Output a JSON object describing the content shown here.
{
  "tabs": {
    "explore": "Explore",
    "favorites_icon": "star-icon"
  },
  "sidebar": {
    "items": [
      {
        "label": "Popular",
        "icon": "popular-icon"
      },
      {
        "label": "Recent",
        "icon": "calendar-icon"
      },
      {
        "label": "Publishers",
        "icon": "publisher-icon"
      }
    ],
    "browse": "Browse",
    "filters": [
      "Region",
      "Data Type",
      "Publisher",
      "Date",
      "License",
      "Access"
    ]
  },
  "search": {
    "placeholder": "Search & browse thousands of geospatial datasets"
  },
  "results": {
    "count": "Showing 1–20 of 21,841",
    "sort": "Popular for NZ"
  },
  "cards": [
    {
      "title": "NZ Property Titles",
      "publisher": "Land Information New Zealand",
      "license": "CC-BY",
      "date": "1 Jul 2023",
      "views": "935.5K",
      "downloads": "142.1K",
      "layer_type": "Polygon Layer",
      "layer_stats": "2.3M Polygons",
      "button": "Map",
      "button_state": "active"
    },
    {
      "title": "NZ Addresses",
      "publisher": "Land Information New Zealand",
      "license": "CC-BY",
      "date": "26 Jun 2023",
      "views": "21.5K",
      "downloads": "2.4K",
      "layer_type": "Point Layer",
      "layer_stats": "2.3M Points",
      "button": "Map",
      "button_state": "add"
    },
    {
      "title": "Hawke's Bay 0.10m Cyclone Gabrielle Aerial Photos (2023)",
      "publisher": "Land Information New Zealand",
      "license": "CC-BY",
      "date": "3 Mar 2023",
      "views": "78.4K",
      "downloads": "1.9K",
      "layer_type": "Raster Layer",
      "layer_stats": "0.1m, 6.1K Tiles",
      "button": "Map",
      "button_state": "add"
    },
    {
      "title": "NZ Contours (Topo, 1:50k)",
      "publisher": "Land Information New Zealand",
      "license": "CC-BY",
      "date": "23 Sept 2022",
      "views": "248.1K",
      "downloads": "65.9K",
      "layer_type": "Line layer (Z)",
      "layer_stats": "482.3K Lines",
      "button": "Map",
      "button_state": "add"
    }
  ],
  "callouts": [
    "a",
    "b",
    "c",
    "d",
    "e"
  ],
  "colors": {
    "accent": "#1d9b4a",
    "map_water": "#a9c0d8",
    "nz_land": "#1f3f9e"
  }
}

-----

▶ _PROBLEM DESCRIPTION_: Gather from the entries above all lines that include the string "views".

▶ _RESPONSE TO THIS TASK_:
      "views": "935.5K",
      "views": "21.5K",
      "views": "78.4K",
      "views": "248.1K",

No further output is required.